[Source records]
=-=-=

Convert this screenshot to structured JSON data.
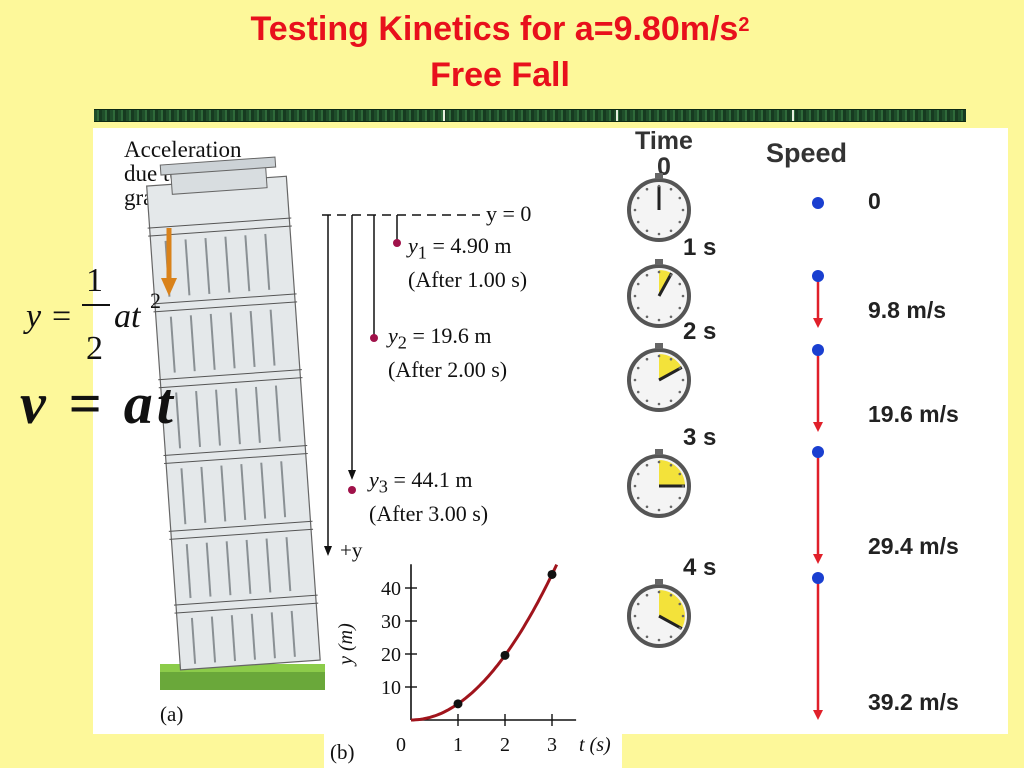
{
  "title": {
    "line1": "Testing Kinetics for a=9.80m/s",
    "sup": "2",
    "line2": "Free Fall"
  },
  "tower": {
    "caption": [
      "Acceleration",
      "due to",
      "gravity"
    ],
    "ref_label": "y = 0",
    "points": [
      {
        "label": "y",
        "sub": "1",
        "value": " = 4.90 m",
        "time": "(After 1.00 s)"
      },
      {
        "label": "y",
        "sub": "2",
        "value": " = 19.6 m",
        "time": "(After 2.00 s)"
      },
      {
        "label": "y",
        "sub": "3",
        "value": " = 44.1 m",
        "time": "(After 3.00 s)"
      }
    ],
    "axis_label": "+y",
    "panel_label": "(a)"
  },
  "equations": {
    "position": {
      "lhs": "y",
      "num": "1",
      "den": "2",
      "rhs": "at",
      "exp": "2"
    },
    "velocity": "v = at"
  },
  "speed_table": {
    "time_header": [
      "Time",
      "0"
    ],
    "speed_header": "Speed",
    "rows": [
      {
        "time": "",
        "speed": "0",
        "fraction": 0
      },
      {
        "time": "1 s",
        "speed": "9.8 m/s",
        "fraction": 0.08
      },
      {
        "time": "2 s",
        "speed": "19.6 m/s",
        "fraction": 0.17
      },
      {
        "time": "3 s",
        "speed": "29.4 m/s",
        "fraction": 0.25
      },
      {
        "time": "4 s",
        "speed": "39.2 m/s",
        "fraction": 0.33
      }
    ],
    "colors": {
      "dot": "#1a3fd0",
      "arrow": "#e0202a",
      "dial": "#f3e23a"
    }
  },
  "chart_data": {
    "type": "line",
    "xlabel": "t (s)",
    "ylabel": "y (m)",
    "xlim": [
      0,
      3.3
    ],
    "ylim": [
      0,
      46
    ],
    "xticks": [
      "0",
      "1",
      "2",
      "3"
    ],
    "yticks": [
      "10",
      "20",
      "30",
      "40"
    ],
    "series": [
      {
        "x": [
          0,
          1,
          2,
          3
        ],
        "y": [
          0,
          4.9,
          19.6,
          44.1
        ]
      }
    ],
    "panel_label": "(b)",
    "curve_color": "#a0141c"
  }
}
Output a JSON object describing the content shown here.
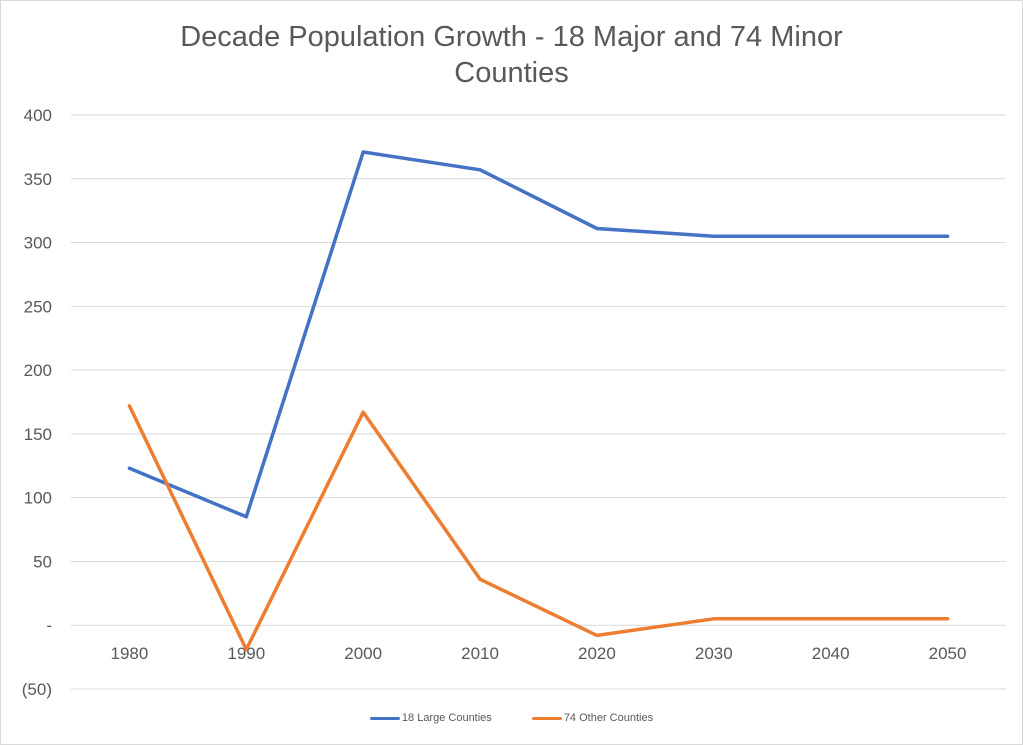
{
  "chart_data": {
    "type": "line",
    "title_line1": "Decade Population Growth - 18 Major and 74 Minor",
    "title_line2": "Counties",
    "xlabel": "",
    "ylabel": "",
    "categories": [
      "1980",
      "1990",
      "2000",
      "2010",
      "2020",
      "2030",
      "2040",
      "2050"
    ],
    "ylim": [
      -50,
      400
    ],
    "yticks": [
      400,
      350,
      300,
      250,
      200,
      150,
      100,
      50,
      0,
      -50
    ],
    "ytick_labels": [
      "400",
      "350",
      "300",
      "250",
      "200",
      "150",
      "100",
      "50",
      "-",
      "(50)"
    ],
    "grid": true,
    "legend_position": "bottom",
    "series": [
      {
        "name": "18 Large Counties",
        "color": "#4472c4",
        "values": [
          123,
          85,
          371,
          357,
          311,
          305,
          305,
          305
        ]
      },
      {
        "name": "74 Other Counties",
        "color": "#ed7d31",
        "values": [
          172,
          -19,
          167,
          36,
          -8,
          5,
          5,
          5
        ]
      }
    ]
  }
}
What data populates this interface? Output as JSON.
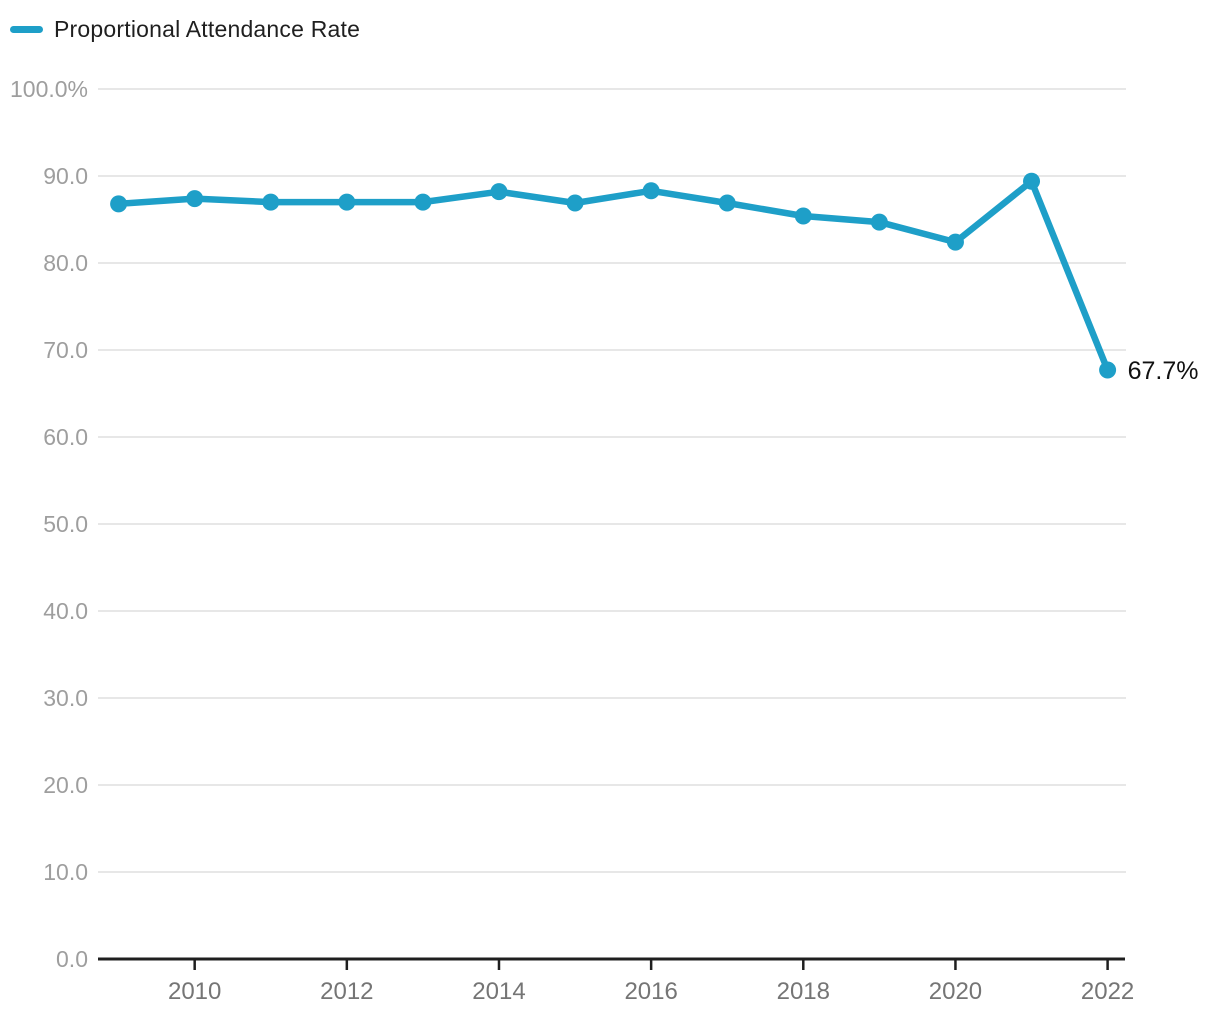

=-=-=

AIM OF THE EXERCISE — Reproduce each record above by retyping it exactly; omit all images.

FULL SOLUTION —
Convert this screenshot to structured JSON data.
{
  "title": {
    "line1": "Testing Kinetics for a=9.80m/s",
    "sup": "2",
    "line2": "Free Fall"
  },
  "tower": {
    "caption": [
      "Acceleration",
      "due to",
      "gravity"
    ],
    "ref_label": "y = 0",
    "points": [
      {
        "label": "y",
        "sub": "1",
        "value": " = 4.90 m",
        "time": "(After 1.00 s)"
      },
      {
        "label": "y",
        "sub": "2",
        "value": " = 19.6 m",
        "time": "(After 2.00 s)"
      },
      {
        "label": "y",
        "sub": "3",
        "value": " = 44.1 m",
        "time": "(After 3.00 s)"
      }
    ],
    "axis_label": "+y",
    "panel_label": "(a)"
  },
  "equations": {
    "position": {
      "lhs": "y",
      "num": "1",
      "den": "2",
      "rhs": "at",
      "exp": "2"
    },
    "velocity": "v = at"
  },
  "speed_table": {
    "time_header": [
      "Time",
      "0"
    ],
    "speed_header": "Speed",
    "rows": [
      {
        "time": "",
        "speed": "0",
        "fraction": 0
      },
      {
        "time": "1 s",
        "speed": "9.8 m/s",
        "fraction": 0.08
      },
      {
        "time": "2 s",
        "speed": "19.6 m/s",
        "fraction": 0.17
      },
      {
        "time": "3 s",
        "speed": "29.4 m/s",
        "fraction": 0.25
      },
      {
        "time": "4 s",
        "speed": "39.2 m/s",
        "fraction": 0.33
      }
    ],
    "colors": {
      "dot": "#1a3fd0",
      "arrow": "#e0202a",
      "dial": "#f3e23a"
    }
  },
  "chart_data": {
    "type": "line",
    "xlabel": "t (s)",
    "ylabel": "y (m)",
    "xlim": [
      0,
      3.3
    ],
    "ylim": [
      0,
      46
    ],
    "xticks": [
      "0",
      "1",
      "2",
      "3"
    ],
    "yticks": [
      "10",
      "20",
      "30",
      "40"
    ],
    "series": [
      {
        "x": [
          0,
          1,
          2,
          3
        ],
        "y": [
          0,
          4.9,
          19.6,
          44.1
        ]
      }
    ],
    "panel_label": "(b)",
    "curve_color": "#a0141c"
  }
}
Output a JSON object describing the content shown here.
{
  "chart_data": {
    "type": "line",
    "title_line1": "Decade Population Growth - 18 Major and 74 Minor",
    "title_line2": "Counties",
    "xlabel": "",
    "ylabel": "",
    "categories": [
      "1980",
      "1990",
      "2000",
      "2010",
      "2020",
      "2030",
      "2040",
      "2050"
    ],
    "ylim": [
      -50,
      400
    ],
    "yticks": [
      400,
      350,
      300,
      250,
      200,
      150,
      100,
      50,
      0,
      -50
    ],
    "ytick_labels": [
      "400",
      "350",
      "300",
      "250",
      "200",
      "150",
      "100",
      "50",
      "-",
      "(50)"
    ],
    "grid": true,
    "legend_position": "bottom",
    "series": [
      {
        "name": "18 Large Counties",
        "color": "#4472c4",
        "values": [
          123,
          85,
          371,
          357,
          311,
          305,
          305,
          305
        ]
      },
      {
        "name": "74 Other Counties",
        "color": "#ed7d31",
        "values": [
          172,
          -19,
          167,
          36,
          -8,
          5,
          5,
          5
        ]
      }
    ]
  }
}
What data populates this interface? Output as JSON.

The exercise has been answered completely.